## WORK TO BE COMPLETED
Copy out each line of the data that holds the word "conclusion".

========

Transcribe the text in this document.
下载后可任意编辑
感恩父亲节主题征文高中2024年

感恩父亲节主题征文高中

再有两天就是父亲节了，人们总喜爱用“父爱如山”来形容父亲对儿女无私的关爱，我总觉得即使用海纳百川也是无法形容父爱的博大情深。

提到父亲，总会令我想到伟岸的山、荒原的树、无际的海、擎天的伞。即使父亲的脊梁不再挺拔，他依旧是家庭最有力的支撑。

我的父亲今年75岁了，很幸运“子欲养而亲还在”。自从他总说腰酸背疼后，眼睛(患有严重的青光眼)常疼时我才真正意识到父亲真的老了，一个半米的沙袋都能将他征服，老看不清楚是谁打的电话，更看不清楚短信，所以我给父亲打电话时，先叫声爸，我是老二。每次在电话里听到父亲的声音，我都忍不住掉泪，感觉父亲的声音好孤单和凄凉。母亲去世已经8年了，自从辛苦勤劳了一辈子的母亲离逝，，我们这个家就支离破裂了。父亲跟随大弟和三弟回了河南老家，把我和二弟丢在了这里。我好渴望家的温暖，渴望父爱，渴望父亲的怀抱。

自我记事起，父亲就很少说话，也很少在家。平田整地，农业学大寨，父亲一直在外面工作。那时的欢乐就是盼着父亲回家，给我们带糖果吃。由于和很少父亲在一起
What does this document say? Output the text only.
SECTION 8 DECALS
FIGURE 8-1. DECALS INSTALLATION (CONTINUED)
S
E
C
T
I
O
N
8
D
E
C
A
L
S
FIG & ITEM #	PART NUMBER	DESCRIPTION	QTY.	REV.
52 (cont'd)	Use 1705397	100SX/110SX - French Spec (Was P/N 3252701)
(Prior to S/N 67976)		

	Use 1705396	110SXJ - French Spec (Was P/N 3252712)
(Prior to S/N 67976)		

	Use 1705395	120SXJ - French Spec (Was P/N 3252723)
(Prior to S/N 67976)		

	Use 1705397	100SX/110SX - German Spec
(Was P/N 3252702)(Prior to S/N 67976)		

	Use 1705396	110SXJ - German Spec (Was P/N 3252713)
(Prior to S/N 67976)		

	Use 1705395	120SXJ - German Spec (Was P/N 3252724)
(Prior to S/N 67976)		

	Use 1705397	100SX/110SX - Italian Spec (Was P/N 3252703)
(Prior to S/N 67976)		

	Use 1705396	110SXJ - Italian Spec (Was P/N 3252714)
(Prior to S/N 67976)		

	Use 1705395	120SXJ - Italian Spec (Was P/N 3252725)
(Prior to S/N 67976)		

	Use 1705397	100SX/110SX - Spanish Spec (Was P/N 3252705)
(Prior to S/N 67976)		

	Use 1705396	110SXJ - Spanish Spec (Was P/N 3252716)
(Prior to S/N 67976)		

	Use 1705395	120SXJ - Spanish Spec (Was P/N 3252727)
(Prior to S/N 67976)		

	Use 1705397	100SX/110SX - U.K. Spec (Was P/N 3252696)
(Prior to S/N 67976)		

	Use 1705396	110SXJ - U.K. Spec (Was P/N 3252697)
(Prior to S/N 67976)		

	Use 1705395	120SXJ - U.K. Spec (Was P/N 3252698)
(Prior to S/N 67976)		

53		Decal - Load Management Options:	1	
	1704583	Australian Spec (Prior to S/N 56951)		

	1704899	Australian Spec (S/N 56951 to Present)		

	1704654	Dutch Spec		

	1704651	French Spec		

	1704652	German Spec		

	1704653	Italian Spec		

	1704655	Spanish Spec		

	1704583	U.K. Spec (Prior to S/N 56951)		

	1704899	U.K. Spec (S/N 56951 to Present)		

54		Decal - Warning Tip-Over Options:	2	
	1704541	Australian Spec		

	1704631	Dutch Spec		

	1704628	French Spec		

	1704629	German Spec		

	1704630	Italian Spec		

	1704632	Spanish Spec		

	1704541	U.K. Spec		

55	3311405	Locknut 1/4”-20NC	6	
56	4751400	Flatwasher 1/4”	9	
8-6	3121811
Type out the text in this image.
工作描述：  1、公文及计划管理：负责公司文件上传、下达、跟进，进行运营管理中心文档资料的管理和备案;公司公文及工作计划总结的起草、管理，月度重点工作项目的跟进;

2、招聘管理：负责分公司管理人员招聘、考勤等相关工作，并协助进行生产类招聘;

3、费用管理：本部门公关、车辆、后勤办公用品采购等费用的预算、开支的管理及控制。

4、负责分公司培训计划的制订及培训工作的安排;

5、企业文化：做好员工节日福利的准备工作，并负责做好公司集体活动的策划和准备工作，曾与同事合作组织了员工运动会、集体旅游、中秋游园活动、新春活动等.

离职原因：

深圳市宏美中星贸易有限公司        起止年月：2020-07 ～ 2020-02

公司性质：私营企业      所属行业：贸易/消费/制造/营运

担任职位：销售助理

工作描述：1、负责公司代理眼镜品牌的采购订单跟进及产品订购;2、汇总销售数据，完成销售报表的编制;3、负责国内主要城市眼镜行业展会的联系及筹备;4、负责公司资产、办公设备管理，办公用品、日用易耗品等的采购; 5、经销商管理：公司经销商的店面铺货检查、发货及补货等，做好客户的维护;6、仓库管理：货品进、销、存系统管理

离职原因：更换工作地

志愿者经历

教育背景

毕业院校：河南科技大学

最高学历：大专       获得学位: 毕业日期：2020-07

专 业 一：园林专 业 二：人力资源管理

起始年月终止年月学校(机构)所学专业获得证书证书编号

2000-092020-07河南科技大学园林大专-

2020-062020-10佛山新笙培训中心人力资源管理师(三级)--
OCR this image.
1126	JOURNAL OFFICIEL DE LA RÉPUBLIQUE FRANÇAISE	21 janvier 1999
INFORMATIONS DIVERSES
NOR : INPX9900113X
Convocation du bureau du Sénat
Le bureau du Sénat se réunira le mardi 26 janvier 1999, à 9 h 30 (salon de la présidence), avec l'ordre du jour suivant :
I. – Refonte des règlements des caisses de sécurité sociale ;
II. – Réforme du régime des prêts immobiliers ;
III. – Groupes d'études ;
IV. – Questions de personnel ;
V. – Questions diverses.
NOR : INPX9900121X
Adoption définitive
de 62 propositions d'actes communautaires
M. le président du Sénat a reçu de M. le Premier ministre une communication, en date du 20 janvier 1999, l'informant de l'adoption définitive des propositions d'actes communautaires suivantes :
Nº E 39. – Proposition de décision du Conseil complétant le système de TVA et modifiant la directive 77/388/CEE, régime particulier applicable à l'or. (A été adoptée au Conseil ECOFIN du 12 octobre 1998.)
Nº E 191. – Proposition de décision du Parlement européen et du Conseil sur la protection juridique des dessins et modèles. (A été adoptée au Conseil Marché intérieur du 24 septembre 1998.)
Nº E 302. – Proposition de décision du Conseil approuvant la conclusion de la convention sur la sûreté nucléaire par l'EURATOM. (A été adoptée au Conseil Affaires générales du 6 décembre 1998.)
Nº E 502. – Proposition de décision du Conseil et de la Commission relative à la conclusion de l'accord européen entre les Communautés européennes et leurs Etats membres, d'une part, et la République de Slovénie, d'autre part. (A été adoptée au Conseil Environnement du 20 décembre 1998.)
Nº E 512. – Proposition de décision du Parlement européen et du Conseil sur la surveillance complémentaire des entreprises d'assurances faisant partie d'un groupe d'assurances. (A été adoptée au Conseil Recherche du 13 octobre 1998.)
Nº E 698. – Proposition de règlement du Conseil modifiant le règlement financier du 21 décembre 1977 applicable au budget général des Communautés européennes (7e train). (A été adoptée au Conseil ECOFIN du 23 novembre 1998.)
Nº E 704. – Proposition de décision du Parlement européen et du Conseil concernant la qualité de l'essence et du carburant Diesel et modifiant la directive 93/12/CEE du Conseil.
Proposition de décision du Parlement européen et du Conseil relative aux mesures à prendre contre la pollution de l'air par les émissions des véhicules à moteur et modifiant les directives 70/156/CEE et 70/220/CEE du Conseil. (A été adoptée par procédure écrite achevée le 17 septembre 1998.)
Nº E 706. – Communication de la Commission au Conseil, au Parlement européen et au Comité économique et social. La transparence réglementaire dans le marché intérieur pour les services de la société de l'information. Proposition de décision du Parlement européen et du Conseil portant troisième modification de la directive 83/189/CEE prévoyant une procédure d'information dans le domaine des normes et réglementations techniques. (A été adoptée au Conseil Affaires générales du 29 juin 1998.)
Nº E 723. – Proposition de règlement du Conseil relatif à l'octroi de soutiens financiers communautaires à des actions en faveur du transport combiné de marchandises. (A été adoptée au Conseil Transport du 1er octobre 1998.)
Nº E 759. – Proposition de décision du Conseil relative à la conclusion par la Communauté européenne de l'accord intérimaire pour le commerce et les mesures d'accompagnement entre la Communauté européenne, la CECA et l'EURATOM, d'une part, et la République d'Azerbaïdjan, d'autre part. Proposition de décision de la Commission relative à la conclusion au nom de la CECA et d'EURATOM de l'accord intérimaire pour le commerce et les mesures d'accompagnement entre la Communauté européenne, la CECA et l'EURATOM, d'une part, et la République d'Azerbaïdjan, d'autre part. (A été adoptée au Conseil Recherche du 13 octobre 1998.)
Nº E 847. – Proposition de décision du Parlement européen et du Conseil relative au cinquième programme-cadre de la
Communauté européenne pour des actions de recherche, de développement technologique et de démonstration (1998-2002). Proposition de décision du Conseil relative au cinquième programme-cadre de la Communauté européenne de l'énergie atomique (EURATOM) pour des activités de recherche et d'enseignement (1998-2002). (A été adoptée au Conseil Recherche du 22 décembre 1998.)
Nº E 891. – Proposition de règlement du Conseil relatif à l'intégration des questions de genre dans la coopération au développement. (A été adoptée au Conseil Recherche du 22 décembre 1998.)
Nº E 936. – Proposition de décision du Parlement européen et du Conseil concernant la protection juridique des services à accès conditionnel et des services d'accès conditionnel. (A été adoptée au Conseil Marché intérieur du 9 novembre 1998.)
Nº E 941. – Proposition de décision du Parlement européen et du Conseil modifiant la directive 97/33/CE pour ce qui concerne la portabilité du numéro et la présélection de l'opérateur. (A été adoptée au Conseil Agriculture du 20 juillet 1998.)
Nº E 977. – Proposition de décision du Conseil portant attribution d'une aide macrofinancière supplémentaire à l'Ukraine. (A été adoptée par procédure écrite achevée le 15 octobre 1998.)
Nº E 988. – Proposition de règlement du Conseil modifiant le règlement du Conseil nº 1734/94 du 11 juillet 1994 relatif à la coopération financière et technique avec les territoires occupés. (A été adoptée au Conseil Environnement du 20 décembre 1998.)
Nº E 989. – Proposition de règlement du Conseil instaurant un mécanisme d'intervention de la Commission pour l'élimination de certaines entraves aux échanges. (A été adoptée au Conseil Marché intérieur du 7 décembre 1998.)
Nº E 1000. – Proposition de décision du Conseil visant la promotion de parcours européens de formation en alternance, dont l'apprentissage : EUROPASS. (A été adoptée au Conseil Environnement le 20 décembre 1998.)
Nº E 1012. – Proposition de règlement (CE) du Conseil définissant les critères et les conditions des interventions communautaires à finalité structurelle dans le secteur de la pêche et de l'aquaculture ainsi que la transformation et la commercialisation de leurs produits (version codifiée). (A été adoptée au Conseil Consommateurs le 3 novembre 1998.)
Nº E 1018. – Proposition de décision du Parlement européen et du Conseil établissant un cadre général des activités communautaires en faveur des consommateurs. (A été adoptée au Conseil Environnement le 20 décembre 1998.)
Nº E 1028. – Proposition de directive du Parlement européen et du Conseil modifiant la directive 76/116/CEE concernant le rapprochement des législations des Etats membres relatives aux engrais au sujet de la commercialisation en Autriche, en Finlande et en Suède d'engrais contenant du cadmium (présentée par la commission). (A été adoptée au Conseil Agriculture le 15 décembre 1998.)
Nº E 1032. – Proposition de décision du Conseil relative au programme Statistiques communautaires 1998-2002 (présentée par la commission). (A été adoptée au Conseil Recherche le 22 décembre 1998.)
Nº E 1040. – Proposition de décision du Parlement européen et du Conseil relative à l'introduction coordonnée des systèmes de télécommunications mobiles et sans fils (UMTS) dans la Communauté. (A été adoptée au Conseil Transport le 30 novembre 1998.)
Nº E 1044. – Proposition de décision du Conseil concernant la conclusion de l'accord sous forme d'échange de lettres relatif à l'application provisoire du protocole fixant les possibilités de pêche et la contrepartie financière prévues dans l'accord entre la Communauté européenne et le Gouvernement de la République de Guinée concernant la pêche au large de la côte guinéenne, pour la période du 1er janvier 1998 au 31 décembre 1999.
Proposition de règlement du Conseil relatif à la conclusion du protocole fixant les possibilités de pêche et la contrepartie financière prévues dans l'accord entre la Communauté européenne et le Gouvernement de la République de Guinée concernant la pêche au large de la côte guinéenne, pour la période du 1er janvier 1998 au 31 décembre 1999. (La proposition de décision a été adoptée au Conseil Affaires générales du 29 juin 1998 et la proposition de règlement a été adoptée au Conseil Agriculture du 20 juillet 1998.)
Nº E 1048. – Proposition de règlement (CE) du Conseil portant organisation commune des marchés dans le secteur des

========

## EXERCISE SOLUTION
Nº E 302. – Proposition de décision du Conseil approuvant la conclusion de la convention sur la sûreté nucléaire par l'EURATOM. (A été adoptée au Conseil Affaires générales du 6 décembre 1998.)
Nº E 502. – Proposition de décision du Conseil et de la Commission relative à la conclusion de l'accord européen entre les Communautés européennes et leurs Etats membres, d'une part, et la République de Slovénie, d'autre part. (A été adoptée au Conseil Environnement du 20 décembre 1998.)
Nº E 759. – Proposition de décision du Conseil relative à la conclusion par la Communauté européenne de l'accord intérimaire pour le commerce et les mesures d'accompagnement entre la Communauté européenne, la CECA et l'EURATOM, d'une part, et la République d'Azerbaïdjan, d'autre part. Proposition de décision de la Commission relative à la conclusion au nom de la CECA et d'EURATOM de l'accord intérimaire pour le commerce et les mesures d'accompagnement entre la Communauté européenne, la CECA et l'EURATOM, d'une part, et la République d'Azerbaïdjan, d'autre part. (A été adoptée au Conseil Recherche du 13 octobre 1998.)
Nº E 1044. – Proposition de décision du Conseil concernant la conclusion de l'accord sous forme d'échange de lettres relatif à l'application provisoire du protocole fixant les possibilités de pêche et la contrepartie financière prévues dans l'accord entre la Communauté européenne et le Gouvernement de la République de Guinée concernant la pêche au large de la côte guinéenne, pour la période du 1er janvier 1998 au 31 décembre 1999.
Proposition de règlement du Conseil relatif à la conclusion du protocole fixant les possibilités de pêche et la contrepartie financière prévues dans l'accord entre la Communauté européenne et le Gouvernement de la République de Guinée concernant la pêche au large de la côte guinéenne, pour la période du 1er janvier 1998 au 31 décembre 1999. (La proposition de décision a été adoptée au Conseil Affaires générales du 29 juin 1998 et la proposition de règlement a été adoptée au Conseil Agriculture du 20 juillet 1998.)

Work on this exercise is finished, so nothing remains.